▸ WHAT IS ASKED
For the data below, work out how many lines contain the word "risk" and supply only that number.

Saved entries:
++++++
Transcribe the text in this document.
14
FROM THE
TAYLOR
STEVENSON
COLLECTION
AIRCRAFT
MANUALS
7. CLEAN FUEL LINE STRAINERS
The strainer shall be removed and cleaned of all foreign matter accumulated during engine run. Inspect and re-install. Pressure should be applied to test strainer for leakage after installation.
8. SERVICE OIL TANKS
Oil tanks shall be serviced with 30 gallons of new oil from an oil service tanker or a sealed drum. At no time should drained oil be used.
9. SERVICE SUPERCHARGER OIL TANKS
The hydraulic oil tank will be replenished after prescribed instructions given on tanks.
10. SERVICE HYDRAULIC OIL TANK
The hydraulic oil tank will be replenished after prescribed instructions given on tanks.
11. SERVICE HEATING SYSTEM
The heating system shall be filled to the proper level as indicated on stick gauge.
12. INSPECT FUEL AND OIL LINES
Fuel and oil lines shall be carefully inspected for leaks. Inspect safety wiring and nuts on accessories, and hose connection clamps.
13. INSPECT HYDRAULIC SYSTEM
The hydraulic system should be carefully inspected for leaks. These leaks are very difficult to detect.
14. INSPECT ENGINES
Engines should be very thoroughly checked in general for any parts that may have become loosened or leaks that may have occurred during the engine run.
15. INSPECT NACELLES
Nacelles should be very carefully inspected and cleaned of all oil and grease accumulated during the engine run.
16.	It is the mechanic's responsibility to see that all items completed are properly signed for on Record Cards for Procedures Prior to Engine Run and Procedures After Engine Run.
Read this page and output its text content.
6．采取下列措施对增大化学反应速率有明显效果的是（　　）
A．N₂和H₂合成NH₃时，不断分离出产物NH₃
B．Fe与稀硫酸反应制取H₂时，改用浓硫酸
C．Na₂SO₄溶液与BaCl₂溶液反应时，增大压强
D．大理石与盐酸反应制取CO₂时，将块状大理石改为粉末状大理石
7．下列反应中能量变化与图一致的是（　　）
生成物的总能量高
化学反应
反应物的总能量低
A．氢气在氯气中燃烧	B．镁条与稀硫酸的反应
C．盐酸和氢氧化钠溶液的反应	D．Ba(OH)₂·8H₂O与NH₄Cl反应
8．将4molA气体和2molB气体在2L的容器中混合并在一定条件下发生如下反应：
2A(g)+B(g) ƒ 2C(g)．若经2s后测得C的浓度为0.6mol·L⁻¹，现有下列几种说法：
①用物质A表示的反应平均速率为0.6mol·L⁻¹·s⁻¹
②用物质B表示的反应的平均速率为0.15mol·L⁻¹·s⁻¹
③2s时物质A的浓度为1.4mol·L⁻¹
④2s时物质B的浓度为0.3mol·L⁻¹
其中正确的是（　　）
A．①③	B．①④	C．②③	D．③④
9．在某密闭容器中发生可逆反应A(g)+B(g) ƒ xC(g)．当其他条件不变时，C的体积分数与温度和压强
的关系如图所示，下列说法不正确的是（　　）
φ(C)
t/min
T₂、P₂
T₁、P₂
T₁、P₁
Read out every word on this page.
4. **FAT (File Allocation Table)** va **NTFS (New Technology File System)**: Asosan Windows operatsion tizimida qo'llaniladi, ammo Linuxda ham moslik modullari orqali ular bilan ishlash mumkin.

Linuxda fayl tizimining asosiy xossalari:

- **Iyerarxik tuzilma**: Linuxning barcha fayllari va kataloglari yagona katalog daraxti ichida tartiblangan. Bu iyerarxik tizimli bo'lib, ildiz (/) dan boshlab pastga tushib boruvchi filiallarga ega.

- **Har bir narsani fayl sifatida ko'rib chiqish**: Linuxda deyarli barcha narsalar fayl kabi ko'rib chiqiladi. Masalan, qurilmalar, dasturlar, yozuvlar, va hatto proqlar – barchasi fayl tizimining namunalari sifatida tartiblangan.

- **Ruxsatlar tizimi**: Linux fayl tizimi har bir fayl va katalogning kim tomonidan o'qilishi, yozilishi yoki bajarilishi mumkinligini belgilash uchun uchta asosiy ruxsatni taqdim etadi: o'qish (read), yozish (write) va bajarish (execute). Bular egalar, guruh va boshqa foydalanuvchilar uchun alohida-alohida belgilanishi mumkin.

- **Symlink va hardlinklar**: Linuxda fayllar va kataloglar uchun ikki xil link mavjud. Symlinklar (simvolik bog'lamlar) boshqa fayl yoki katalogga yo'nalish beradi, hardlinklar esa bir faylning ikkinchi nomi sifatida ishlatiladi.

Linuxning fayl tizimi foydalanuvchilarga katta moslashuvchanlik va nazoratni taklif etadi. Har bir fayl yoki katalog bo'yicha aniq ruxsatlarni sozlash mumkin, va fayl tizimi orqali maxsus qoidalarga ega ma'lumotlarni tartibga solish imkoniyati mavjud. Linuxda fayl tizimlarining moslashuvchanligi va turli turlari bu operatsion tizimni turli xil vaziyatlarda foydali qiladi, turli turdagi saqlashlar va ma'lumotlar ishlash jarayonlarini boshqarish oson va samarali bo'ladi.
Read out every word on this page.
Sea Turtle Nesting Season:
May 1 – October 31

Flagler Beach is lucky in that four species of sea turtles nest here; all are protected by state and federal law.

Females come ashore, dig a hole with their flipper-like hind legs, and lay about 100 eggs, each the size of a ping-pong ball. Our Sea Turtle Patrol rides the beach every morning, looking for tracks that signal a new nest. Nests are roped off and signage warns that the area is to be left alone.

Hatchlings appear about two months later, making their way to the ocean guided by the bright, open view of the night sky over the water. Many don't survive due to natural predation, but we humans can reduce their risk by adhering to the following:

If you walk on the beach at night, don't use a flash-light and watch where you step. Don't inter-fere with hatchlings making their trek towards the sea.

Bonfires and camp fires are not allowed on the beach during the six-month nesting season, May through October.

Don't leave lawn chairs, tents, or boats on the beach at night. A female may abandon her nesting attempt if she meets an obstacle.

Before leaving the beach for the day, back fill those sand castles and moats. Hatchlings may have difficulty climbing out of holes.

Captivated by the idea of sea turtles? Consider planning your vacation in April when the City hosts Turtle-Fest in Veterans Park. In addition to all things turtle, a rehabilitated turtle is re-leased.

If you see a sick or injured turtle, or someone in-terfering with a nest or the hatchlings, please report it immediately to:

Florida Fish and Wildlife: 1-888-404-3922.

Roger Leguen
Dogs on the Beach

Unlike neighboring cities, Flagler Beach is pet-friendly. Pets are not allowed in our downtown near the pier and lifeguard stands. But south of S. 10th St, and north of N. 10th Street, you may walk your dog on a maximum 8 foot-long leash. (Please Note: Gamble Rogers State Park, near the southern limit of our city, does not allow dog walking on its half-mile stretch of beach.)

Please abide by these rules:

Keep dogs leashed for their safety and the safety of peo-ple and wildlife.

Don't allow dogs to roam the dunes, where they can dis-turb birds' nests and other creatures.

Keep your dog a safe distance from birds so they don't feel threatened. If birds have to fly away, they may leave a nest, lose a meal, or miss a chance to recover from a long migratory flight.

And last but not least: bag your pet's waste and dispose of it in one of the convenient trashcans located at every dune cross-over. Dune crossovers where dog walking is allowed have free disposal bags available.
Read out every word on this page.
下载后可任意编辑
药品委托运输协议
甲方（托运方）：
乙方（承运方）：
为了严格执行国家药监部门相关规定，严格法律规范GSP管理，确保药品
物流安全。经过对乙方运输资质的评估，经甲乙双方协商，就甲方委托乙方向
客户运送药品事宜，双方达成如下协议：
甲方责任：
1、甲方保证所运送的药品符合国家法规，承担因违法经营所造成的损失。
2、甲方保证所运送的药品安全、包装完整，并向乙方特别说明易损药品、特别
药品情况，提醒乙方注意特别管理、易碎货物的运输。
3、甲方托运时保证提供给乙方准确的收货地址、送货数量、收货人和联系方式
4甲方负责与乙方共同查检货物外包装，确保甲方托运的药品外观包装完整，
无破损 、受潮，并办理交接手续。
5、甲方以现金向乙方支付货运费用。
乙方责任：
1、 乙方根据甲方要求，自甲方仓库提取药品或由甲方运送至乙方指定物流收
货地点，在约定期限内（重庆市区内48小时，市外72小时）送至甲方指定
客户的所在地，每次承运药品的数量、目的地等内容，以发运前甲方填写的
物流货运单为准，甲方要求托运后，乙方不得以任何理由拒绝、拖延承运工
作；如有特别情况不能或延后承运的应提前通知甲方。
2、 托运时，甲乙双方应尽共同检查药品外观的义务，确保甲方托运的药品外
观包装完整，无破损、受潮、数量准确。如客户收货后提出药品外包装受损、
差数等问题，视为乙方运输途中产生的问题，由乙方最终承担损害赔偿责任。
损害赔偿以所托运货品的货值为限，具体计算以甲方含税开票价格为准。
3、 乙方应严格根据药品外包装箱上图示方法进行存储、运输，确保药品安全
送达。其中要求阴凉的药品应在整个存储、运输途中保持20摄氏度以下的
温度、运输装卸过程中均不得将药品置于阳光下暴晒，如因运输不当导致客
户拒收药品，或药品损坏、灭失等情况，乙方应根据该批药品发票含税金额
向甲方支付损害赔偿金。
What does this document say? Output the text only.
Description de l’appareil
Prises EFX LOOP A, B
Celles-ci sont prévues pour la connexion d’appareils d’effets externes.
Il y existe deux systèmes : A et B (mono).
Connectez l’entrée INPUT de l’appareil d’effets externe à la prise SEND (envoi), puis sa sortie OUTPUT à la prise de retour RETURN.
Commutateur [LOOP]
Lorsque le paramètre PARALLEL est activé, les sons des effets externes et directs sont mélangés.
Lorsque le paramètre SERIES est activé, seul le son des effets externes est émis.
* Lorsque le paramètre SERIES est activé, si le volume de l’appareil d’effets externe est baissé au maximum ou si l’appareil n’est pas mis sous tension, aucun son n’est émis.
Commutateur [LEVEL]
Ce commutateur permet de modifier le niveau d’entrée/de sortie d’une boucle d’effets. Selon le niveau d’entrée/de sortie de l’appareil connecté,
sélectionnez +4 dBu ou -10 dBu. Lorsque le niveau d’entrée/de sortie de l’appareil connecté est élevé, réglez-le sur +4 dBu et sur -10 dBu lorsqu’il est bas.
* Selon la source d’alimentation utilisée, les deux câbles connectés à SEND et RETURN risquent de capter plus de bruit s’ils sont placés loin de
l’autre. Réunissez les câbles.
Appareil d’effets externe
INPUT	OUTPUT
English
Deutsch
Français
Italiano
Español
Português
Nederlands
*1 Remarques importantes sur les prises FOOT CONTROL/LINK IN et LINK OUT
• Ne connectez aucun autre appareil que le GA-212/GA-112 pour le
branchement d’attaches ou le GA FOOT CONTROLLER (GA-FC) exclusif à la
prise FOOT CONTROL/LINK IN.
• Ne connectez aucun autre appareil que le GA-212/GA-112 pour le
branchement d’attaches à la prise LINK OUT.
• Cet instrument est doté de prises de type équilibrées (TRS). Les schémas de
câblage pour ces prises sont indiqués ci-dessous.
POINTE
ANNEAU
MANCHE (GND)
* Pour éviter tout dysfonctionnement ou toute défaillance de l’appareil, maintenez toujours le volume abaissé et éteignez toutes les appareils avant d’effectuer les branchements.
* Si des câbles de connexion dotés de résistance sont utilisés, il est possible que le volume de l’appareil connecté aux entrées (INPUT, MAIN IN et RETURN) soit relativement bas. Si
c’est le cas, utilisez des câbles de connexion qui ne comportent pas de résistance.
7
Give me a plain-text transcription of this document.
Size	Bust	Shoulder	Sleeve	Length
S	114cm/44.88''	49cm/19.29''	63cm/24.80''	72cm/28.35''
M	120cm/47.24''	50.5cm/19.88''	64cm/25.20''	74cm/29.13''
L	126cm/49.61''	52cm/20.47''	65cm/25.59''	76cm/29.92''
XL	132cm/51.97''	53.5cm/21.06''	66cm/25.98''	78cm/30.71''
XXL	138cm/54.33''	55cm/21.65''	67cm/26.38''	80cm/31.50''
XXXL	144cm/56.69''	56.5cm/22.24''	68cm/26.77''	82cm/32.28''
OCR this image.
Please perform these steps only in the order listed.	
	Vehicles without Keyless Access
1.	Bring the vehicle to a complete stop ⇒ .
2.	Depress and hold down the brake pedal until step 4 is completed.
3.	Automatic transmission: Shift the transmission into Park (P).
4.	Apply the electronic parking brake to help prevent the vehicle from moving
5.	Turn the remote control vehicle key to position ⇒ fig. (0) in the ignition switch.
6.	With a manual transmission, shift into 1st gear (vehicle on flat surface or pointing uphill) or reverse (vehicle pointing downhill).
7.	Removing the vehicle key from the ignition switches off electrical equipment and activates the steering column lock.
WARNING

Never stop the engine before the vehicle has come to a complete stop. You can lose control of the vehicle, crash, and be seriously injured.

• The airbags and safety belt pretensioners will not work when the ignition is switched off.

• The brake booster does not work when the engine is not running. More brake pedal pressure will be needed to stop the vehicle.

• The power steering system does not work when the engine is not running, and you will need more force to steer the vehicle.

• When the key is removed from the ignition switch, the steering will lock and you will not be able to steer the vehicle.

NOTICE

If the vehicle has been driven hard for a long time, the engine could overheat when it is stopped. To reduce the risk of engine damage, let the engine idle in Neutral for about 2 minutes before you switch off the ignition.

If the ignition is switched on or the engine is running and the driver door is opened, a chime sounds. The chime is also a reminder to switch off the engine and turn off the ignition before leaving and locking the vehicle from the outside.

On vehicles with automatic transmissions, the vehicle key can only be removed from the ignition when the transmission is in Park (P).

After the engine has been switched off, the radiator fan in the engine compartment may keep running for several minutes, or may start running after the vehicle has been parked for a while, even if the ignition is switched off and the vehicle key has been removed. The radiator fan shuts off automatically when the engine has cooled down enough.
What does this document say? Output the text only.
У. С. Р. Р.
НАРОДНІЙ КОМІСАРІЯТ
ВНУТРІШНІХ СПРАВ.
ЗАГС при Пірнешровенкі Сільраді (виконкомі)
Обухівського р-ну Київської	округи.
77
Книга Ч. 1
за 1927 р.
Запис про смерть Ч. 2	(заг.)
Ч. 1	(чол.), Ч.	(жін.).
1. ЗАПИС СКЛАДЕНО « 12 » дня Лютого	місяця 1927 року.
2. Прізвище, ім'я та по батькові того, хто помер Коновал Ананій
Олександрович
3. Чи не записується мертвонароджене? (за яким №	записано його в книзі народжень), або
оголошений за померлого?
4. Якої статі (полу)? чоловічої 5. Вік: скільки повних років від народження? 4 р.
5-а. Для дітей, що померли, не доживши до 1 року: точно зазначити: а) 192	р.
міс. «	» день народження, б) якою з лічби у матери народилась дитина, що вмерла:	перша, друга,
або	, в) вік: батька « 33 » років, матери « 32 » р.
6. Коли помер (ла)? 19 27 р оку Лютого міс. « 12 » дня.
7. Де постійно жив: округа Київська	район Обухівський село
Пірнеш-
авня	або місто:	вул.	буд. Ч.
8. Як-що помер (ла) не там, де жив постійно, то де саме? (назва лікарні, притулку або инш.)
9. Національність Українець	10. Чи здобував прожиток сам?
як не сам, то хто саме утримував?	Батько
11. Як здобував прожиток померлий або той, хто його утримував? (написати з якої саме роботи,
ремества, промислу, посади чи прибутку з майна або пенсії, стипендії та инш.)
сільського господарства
++++++
▸ RESULT OF THIS EXERCISE
2